** BEGIN WORKING DATA **

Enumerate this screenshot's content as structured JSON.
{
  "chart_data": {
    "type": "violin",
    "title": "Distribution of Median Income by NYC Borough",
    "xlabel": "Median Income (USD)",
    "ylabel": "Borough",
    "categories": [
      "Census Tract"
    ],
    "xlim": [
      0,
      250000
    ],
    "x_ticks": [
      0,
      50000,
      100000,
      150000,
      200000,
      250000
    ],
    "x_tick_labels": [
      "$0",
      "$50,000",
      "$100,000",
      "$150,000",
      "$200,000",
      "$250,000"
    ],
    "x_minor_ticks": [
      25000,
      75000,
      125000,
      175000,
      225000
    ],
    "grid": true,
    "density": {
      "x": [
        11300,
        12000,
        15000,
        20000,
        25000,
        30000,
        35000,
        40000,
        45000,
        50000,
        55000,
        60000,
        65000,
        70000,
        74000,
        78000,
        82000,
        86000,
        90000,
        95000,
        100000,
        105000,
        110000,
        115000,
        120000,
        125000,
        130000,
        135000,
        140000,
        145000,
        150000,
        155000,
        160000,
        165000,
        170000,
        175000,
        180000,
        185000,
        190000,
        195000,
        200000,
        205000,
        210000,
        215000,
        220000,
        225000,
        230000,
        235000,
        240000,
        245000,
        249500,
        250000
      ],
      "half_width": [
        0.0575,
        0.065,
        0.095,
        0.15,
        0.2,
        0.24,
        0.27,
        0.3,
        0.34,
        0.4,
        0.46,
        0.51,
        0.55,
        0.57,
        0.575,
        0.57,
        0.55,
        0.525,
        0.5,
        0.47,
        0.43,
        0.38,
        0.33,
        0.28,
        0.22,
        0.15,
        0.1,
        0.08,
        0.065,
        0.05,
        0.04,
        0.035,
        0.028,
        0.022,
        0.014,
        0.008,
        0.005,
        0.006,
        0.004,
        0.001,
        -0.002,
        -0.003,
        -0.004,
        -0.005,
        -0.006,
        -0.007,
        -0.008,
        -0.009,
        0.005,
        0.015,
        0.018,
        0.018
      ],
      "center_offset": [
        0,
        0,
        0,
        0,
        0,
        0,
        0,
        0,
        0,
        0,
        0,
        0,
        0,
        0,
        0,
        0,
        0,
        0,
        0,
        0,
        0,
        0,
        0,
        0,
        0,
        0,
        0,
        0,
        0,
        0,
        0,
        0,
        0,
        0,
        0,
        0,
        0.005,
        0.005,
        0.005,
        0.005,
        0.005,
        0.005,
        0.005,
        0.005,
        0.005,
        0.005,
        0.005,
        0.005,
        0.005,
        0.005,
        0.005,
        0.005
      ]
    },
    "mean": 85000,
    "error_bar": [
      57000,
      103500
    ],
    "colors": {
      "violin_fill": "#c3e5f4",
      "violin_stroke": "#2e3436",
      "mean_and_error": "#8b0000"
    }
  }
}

** END WORKING DATA **

Please set down all the data word for word.

### [OUTPUT]
Enumerate this screenshot's content as structured JSON.
{
  "chart_data": {
    "type": "violin",
    "title": "Distribution of Median Income by NYC Borough",
    "xlabel": "Median Income (USD)",
    "ylabel": "Borough",
    "categories": [
      "Census Tract"
    ],
    "xlim": [
      0,
      250000
    ],
    "x_ticks": [
      0,
      50000,
      100000,
      150000,
      200000,
      250000
    ],
    "x_tick_labels": [
      "$0",
      "$50,000",
      "$100,000",
      "$150,000",
      "$200,000",
      "$250,000"
    ],
    "x_minor_ticks": [
      25000,
      75000,
      125000,
      175000,
      225000
    ],
    "grid": true,
    "density": {
      "x": [
        11300,
        12000,
        15000,
        20000,
        25000,
        30000,
        35000,
        40000,
        45000,
        50000,
        55000,
        60000,
        65000,
        70000,
        74000,
        78000,
        82000,
        86000,
        90000,
        95000,
        100000,
        105000,
        110000,
        115000,
        120000,
        125000,
        130000,
        135000,
        140000,
        145000,
        150000,
        155000,
        160000,
        165000,
        170000,
        175000,
        180000,
        185000,
        190000,
        195000,
        200000,
        205000,
        210000,
        215000,
        220000,
        225000,
        230000,
        235000,
        240000,
        245000,
        249500,
        250000
      ],
      "half_width": [
        0.0575,
        0.065,
        0.095,
        0.15,
        0.2,
        0.24,
        0.27,
        0.3,
        0.34,
        0.4,
        0.46,
        0.51,
        0.55,
        0.57,
        0.575,
        0.57,
        0.55,
        0.525,
        0.5,
        0.47,
        0.43,
        0.38,
        0.33,
        0.28,
        0.22,
        0.15,
        0.1,
        0.08,
        0.065,
        0.05,
        0.04,
        0.035,
        0.028,
        0.022,
        0.014,
        0.008,
        0.005,
        0.006,
        0.004,
        0.001,
        -0.002,
        -0.003,
        -0.004,
        -0.005,
        -0.006,
        -0.007,
        -0.008,
        -0.009,
        0.005,
        0.015,
        0.018,
        0.018
      ],
      "center_offset": [
        0,
        0,
        0,
        0,
        0,
        0,
        0,
        0,
        0,
        0,
        0,
        0,
        0,
        0,
        0,
        0,
        0,
        0,
        0,
        0,
        0,
        0,
        0,
        0,
        0,
        0,
        0,
        0,
        0,
        0,
        0,
        0,
        0,
        0,
        0,
        0,
        0.005,
        0.005,
        0.005,
        0.005,
        0.005,
        0.005,
        0.005,
        0.005,
        0.005,
        0.005,
        0.005,
        0.005,
        0.005,
        0.005,
        0.005,
        0.005
      ]
    },
    "mean": 85000,
    "error_bar": [
      57000,
      103500
    ],
    "colors": {
      "violin_fill": "#c3e5f4",
      "violin_stroke": "#2e3436",
      "mean_and_error": "#8b0000"
    }
  }
}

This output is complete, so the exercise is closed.